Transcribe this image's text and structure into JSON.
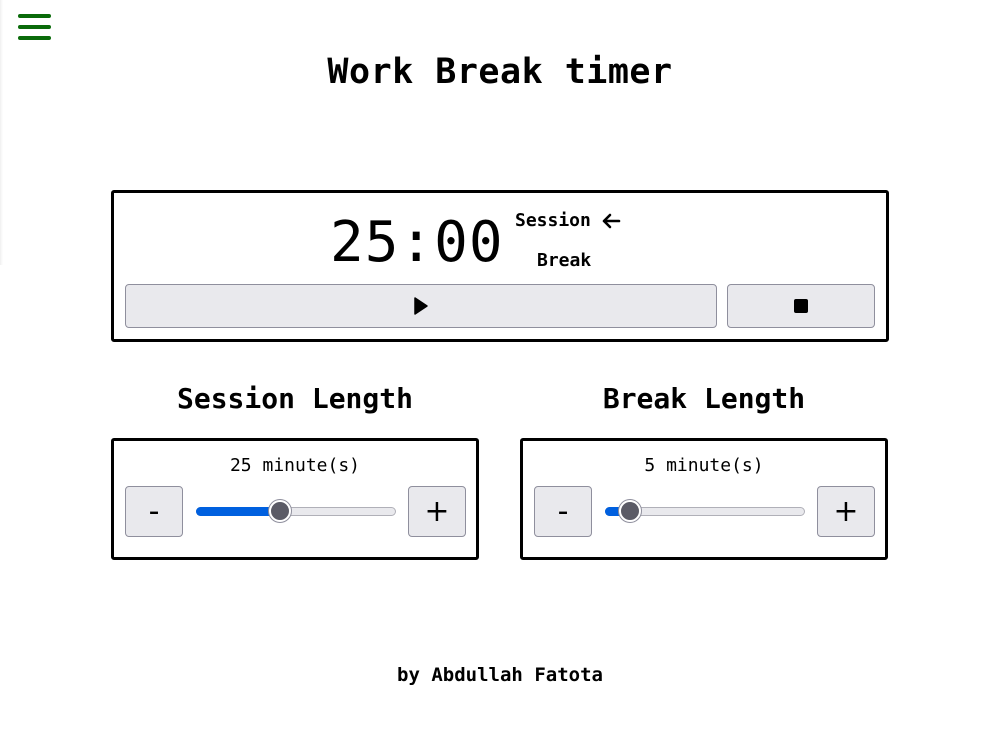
{
  "header": {
    "title": "Work Break timer",
    "menu_icon": "hamburger-menu-icon",
    "menu_color": "#0a6b0a"
  },
  "timer": {
    "time": "25:00",
    "mode_session_label": "Session",
    "mode_break_label": "Break",
    "active_mode": "Session",
    "active_indicator_icon": "left-arrow-icon",
    "play_icon": "play-icon",
    "stop_icon": "stop-icon"
  },
  "session": {
    "title": "Session Length",
    "value_text": "25 minute(s)",
    "minus_label": "-",
    "plus_label": "+",
    "slider_fraction": 0.42
  },
  "break": {
    "title": "Break Length",
    "value_text": "5 minute(s)",
    "minus_label": "-",
    "plus_label": "+",
    "slider_fraction": 0.12
  },
  "footer": {
    "credit": "by Abdullah Fatota"
  },
  "colors": {
    "slider_fill": "#0060df",
    "button_bg": "#e9e9ed",
    "border": "#000000"
  }
}
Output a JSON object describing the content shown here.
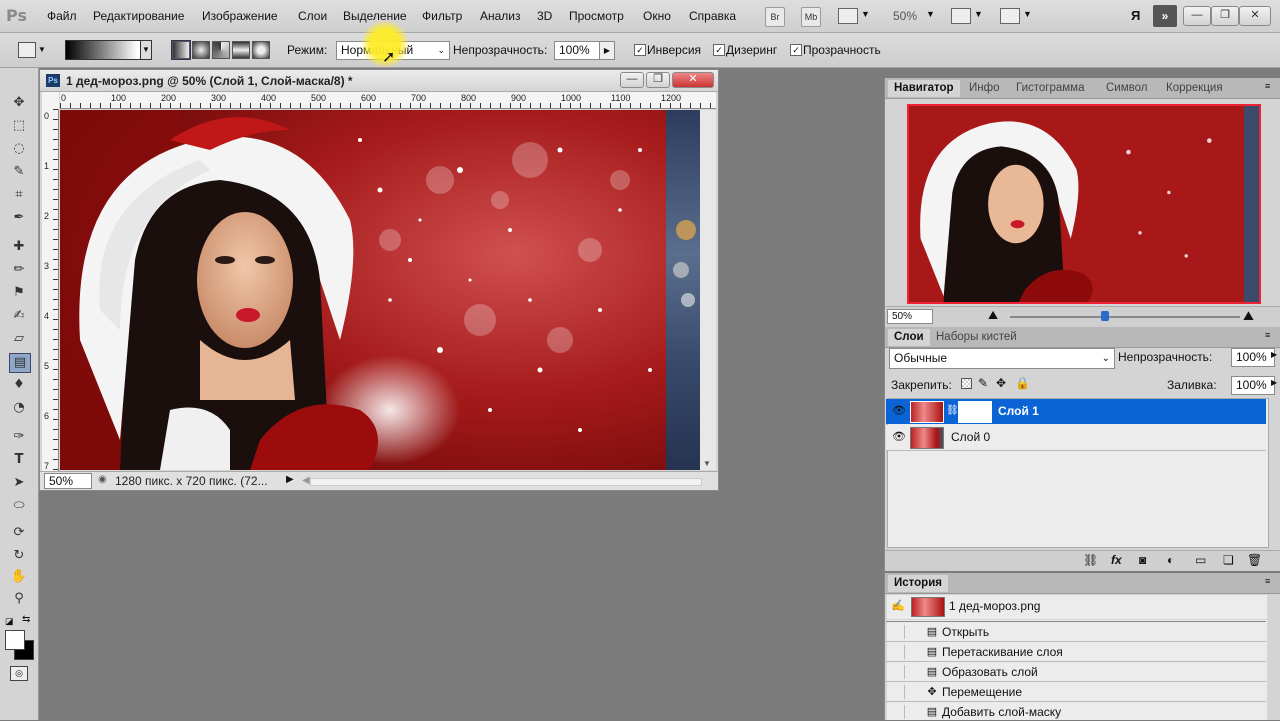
{
  "app": {
    "logo": "Ps"
  },
  "menu": [
    "Файл",
    "Редактирование",
    "Изображение",
    "Слои",
    "Выделение",
    "Фильтр",
    "Анализ",
    "3D",
    "Просмотр",
    "Окно",
    "Справка"
  ],
  "toolbar_right": {
    "br": "Br",
    "mb": "Mb",
    "zoom": "50%",
    "workspace": "Я"
  },
  "options": {
    "mode_label": "Режим:",
    "mode_value": "Нормальный",
    "opacity_label": "Непрозрачность:",
    "opacity_value": "100%",
    "invert": "Инверсия",
    "dither": "Дизеринг",
    "transparency": "Прозрачность"
  },
  "document": {
    "title": "1 дед-мороз.png @ 50% (Слой 1, Слой-маска/8) *",
    "ruler_h": [
      "0",
      "100",
      "200",
      "300",
      "400",
      "500",
      "600",
      "700",
      "800",
      "900",
      "1000",
      "1100",
      "1200"
    ],
    "ruler_v": [
      "0",
      "1",
      "2",
      "3",
      "4",
      "5",
      "6",
      "7"
    ],
    "zoom": "50%",
    "status": "1280 пикс. x 720 пикс. (72..."
  },
  "navigator": {
    "tabs": [
      "Навигатор",
      "Инфо",
      "Гистограмма",
      "Символ",
      "Коррекция"
    ],
    "zoom": "50%"
  },
  "layers": {
    "tabs": [
      "Слои",
      "Наборы кистей"
    ],
    "blend": "Обычные",
    "opacity_label": "Непрозрачность:",
    "opacity_value": "100%",
    "lock_label": "Закрепить:",
    "fill_label": "Заливка:",
    "fill_value": "100%",
    "items": [
      {
        "name": "Слой 1"
      },
      {
        "name": "Слой 0"
      }
    ]
  },
  "history": {
    "tab": "История",
    "snapshot": "1 дед-мороз.png",
    "steps": [
      "Открыть",
      "Перетаскивание слоя",
      "Образовать слой",
      "Перемещение",
      "Добавить слой-маску"
    ]
  },
  "colors": {
    "accent": "#0a64d6",
    "selection_text": "#ffffff",
    "ps_red": "#b01515"
  }
}
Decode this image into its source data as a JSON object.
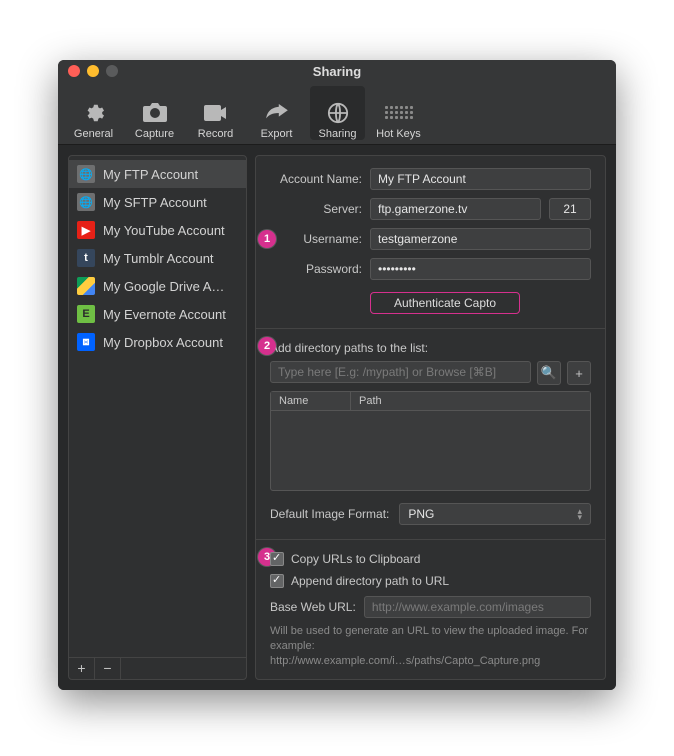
{
  "window": {
    "title": "Sharing"
  },
  "toolbar": {
    "items": [
      {
        "id": "general",
        "label": "General"
      },
      {
        "id": "capture",
        "label": "Capture"
      },
      {
        "id": "record",
        "label": "Record"
      },
      {
        "id": "export",
        "label": "Export"
      },
      {
        "id": "sharing",
        "label": "Sharing"
      },
      {
        "id": "hotkeys",
        "label": "Hot Keys"
      }
    ],
    "active": "sharing"
  },
  "sidebar": {
    "accounts": [
      {
        "icon": "globe-icon",
        "label": "My FTP Account",
        "selected": true
      },
      {
        "icon": "globe-icon",
        "label": "My SFTP Account",
        "selected": false
      },
      {
        "icon": "youtube-icon",
        "label": "My YouTube Account",
        "selected": false
      },
      {
        "icon": "tumblr-icon",
        "label": "My Tumblr Account",
        "selected": false
      },
      {
        "icon": "gdrive-icon",
        "label": "My Google Drive A…",
        "selected": false
      },
      {
        "icon": "evernote-icon",
        "label": "My Evernote Account",
        "selected": false
      },
      {
        "icon": "dropbox-icon",
        "label": "My Dropbox Account",
        "selected": false
      }
    ],
    "add_label": "+",
    "remove_label": "−"
  },
  "annotations": {
    "b1": "1",
    "b2": "2",
    "b3": "3"
  },
  "form": {
    "account_name_label": "Account Name:",
    "account_name_value": "My FTP Account",
    "server_label": "Server:",
    "server_value": "ftp.gamerzone.tv",
    "port_value": "21",
    "username_label": "Username:",
    "username_value": "testgamerzone",
    "password_label": "Password:",
    "password_value": "•••••••••",
    "auth_button": "Authenticate Capto"
  },
  "dirs": {
    "heading": "Add directory paths to the list:",
    "placeholder": "Type here [E.g: /mypath] or Browse [⌘B]",
    "col_name": "Name",
    "col_path": "Path",
    "format_label": "Default Image Format:",
    "format_value": "PNG"
  },
  "urls": {
    "copy_label": "Copy URLs to Clipboard",
    "append_label": "Append directory path to URL",
    "base_label": "Base Web URL:",
    "base_placeholder": "http://www.example.com/images",
    "help1": "Will be used to generate an URL to view the uploaded image. For example:",
    "help2": "http://www.example.com/i…s/paths/Capto_Capture.png"
  }
}
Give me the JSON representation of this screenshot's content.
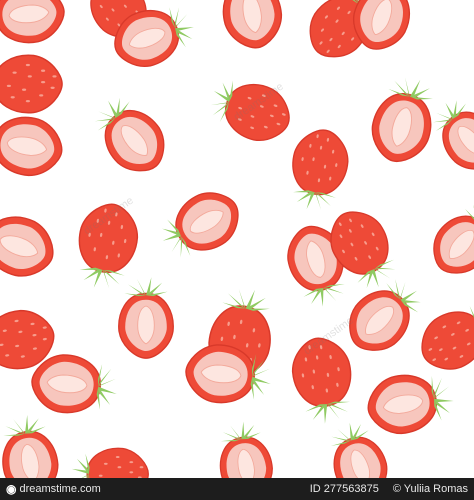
{
  "watermark": {
    "text": "dreamstime"
  },
  "footer": {
    "brand": "dreamstime.com",
    "id_text": "ID 277563875",
    "credit": "© Yuliia Romas"
  },
  "colors": {
    "background": "#ffffff",
    "strawberry_red": "#ee4a37",
    "strawberry_outline": "#c72f22",
    "flesh_pink": "#f7c6bd",
    "core_light": "#fde6e0",
    "leaf_green": "#8fca62",
    "leaf_dark": "#6aa845",
    "seed": "#f6a192",
    "footer_bg": "#1d1d1d"
  },
  "icons": {
    "brand_logo": "dreamstime-logo-icon",
    "whole_strawberry": "whole-strawberry-icon",
    "half_strawberry": "half-strawberry-icon"
  }
}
····················
Repeat the material above in full and exactly, apart from the pictures.

Transcribe this image's text and structure into JSON.
{
  "header": {
    "title": "Work Break timer",
    "menu_icon": "hamburger-menu-icon",
    "menu_color": "#0a6b0a"
  },
  "timer": {
    "time": "25:00",
    "mode_session_label": "Session",
    "mode_break_label": "Break",
    "active_mode": "Session",
    "active_indicator_icon": "left-arrow-icon",
    "play_icon": "play-icon",
    "stop_icon": "stop-icon"
  },
  "session": {
    "title": "Session Length",
    "value_text": "25 minute(s)",
    "minus_label": "-",
    "plus_label": "+",
    "slider_fraction": 0.42
  },
  "break": {
    "title": "Break Length",
    "value_text": "5 minute(s)",
    "minus_label": "-",
    "plus_label": "+",
    "slider_fraction": 0.12
  },
  "footer": {
    "credit": "by Abdullah Fatota"
  },
  "colors": {
    "slider_fill": "#0060df",
    "button_bg": "#e9e9ed",
    "border": "#000000"
  }
}
Output a JSON object describing the content shown here.
{
  "app": {
    "logo": "Ps"
  },
  "menu": [
    "Файл",
    "Редактирование",
    "Изображение",
    "Слои",
    "Выделение",
    "Фильтр",
    "Анализ",
    "3D",
    "Просмотр",
    "Окно",
    "Справка"
  ],
  "toolbar_right": {
    "br": "Br",
    "mb": "Mb",
    "zoom": "50%",
    "workspace": "Я"
  },
  "options": {
    "mode_label": "Режим:",
    "mode_value": "Нормальный",
    "opacity_label": "Непрозрачность:",
    "opacity_value": "100%",
    "invert": "Инверсия",
    "dither": "Дизеринг",
    "transparency": "Прозрачность"
  },
  "document": {
    "title": "1 дед-мороз.png @ 50% (Слой 1, Слой-маска/8) *",
    "ruler_h": [
      "0",
      "100",
      "200",
      "300",
      "400",
      "500",
      "600",
      "700",
      "800",
      "900",
      "1000",
      "1100",
      "1200"
    ],
    "ruler_v": [
      "0",
      "1",
      "2",
      "3",
      "4",
      "5",
      "6",
      "7"
    ],
    "zoom": "50%",
    "status": "1280 пикс. x 720 пикс. (72..."
  },
  "navigator": {
    "tabs": [
      "Навигатор",
      "Инфо",
      "Гистограмма",
      "Символ",
      "Коррекция"
    ],
    "zoom": "50%"
  },
  "layers": {
    "tabs": [
      "Слои",
      "Наборы кистей"
    ],
    "blend": "Обычные",
    "opacity_label": "Непрозрачность:",
    "opacity_value": "100%",
    "lock_label": "Закрепить:",
    "fill_label": "Заливка:",
    "fill_value": "100%",
    "items": [
      {
        "name": "Слой 1"
      },
      {
        "name": "Слой 0"
      }
    ]
  },
  "history": {
    "tab": "История",
    "snapshot": "1 дед-мороз.png",
    "steps": [
      "Открыть",
      "Перетаскивание слоя",
      "Образовать слой",
      "Перемещение",
      "Добавить слой-маску"
    ]
  },
  "colors": {
    "accent": "#0a64d6",
    "selection_text": "#ffffff",
    "ps_red": "#b01515"
  }
}
Decode this image into its source data as a JSON object.
{
  "window": {
    "title": "Sharing"
  },
  "toolbar": {
    "items": [
      {
        "id": "general",
        "label": "General"
      },
      {
        "id": "capture",
        "label": "Capture"
      },
      {
        "id": "record",
        "label": "Record"
      },
      {
        "id": "export",
        "label": "Export"
      },
      {
        "id": "sharing",
        "label": "Sharing"
      },
      {
        "id": "hotkeys",
        "label": "Hot Keys"
      }
    ],
    "active": "sharing"
  },
  "sidebar": {
    "accounts": [
      {
        "icon": "globe-icon",
        "label": "My FTP Account",
        "selected": true
      },
      {
        "icon": "globe-icon",
        "label": "My SFTP Account",
        "selected": false
      },
      {
        "icon": "youtube-icon",
        "label": "My YouTube Account",
        "selected": false
      },
      {
        "icon": "tumblr-icon",
        "label": "My Tumblr Account",
        "selected": false
      },
      {
        "icon": "gdrive-icon",
        "label": "My Google Drive A…",
        "selected": false
      },
      {
        "icon": "evernote-icon",
        "label": "My Evernote Account",
        "selected": false
      },
      {
        "icon": "dropbox-icon",
        "label": "My Dropbox Account",
        "selected": false
      }
    ],
    "add_label": "+",
    "remove_label": "−"
  },
  "annotations": {
    "b1": "1",
    "b2": "2",
    "b3": "3"
  },
  "form": {
    "account_name_label": "Account Name:",
    "account_name_value": "My FTP Account",
    "server_label": "Server:",
    "server_value": "ftp.gamerzone.tv",
    "port_value": "21",
    "username_label": "Username:",
    "username_value": "testgamerzone",
    "password_label": "Password:",
    "password_value": "•••••••••",
    "auth_button": "Authenticate Capto"
  },
  "dirs": {
    "heading": "Add directory paths to the list:",
    "placeholder": "Type here [E.g: /mypath] or Browse [⌘B]",
    "col_name": "Name",
    "col_path": "Path",
    "format_label": "Default Image Format:",
    "format_value": "PNG"
  },
  "urls": {
    "copy_label": "Copy URLs to Clipboard",
    "append_label": "Append directory path to URL",
    "base_label": "Base Web URL:",
    "base_placeholder": "http://www.example.com/images",
    "help1": "Will be used to generate an URL to view the uploaded image. For example:",
    "help2": "http://www.example.com/i…s/paths/Capto_Capture.png"
  }
}
Give me the JSON representation of this screenshot's content.
{
  "watermark": {
    "text": "dreamstime"
  },
  "footer": {
    "brand": "dreamstime.com",
    "id_text": "ID 277563875",
    "credit": "© Yuliia Romas"
  },
  "colors": {
    "background": "#ffffff",
    "strawberry_red": "#ee4a37",
    "strawberry_outline": "#c72f22",
    "flesh_pink": "#f7c6bd",
    "core_light": "#fde6e0",
    "leaf_green": "#8fca62",
    "leaf_dark": "#6aa845",
    "seed": "#f6a192",
    "footer_bg": "#1d1d1d"
  },
  "icons": {
    "brand_logo": "dreamstime-logo-icon",
    "whole_strawberry": "whole-strawberry-icon",
    "half_strawberry": "half-strawberry-icon"
  }
}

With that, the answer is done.